_TASK INPUTS_.
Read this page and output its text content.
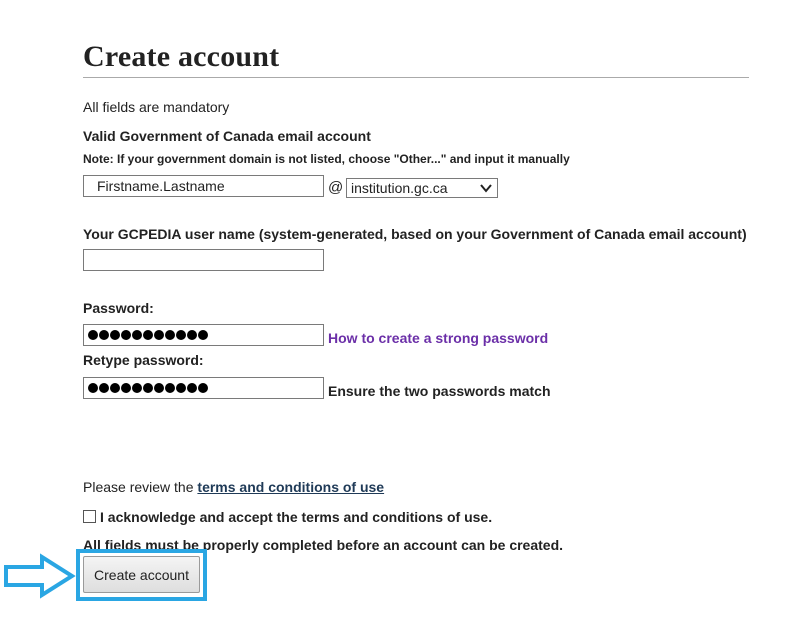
Create account
All fields are mandatory
Valid Government of Canada email account
Note: If your government domain is not listed, choose "Other..." and input it manually
Firstname.Lastname
@ institution.gc.ca
Your GCPEDIA user name (system-generated, based on your Government of Canada email account)
Password:
How to create a strong password
Retype password:
Ensure the two passwords match
Please review the terms and conditions of use
I acknowledge and accept the terms and conditions of use.
All fields must be properly completed before an account can be created.
Create account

_GIVEN EXERCISE_. Any pictures should be dropped; transcribe the rest of the records above exactly.

_ANSWER TO THIS EXERCISE_.
Read this page and output its text content.
Create account
All fields are mandatory
Valid Government of Canada email account
Note: If your government domain is not listed, choose "Other..." and input it manually
Firstname.Lastname
@ institution.gc.ca
Your GCPEDIA user name (system-generated, based on your Government of Canada email account)
Password:
How to create a strong password
Retype password:
Ensure the two passwords match
Please review the terms and conditions of use
I acknowledge and accept the terms and conditions of use.
All fields must be properly completed before an account can be created.
Create account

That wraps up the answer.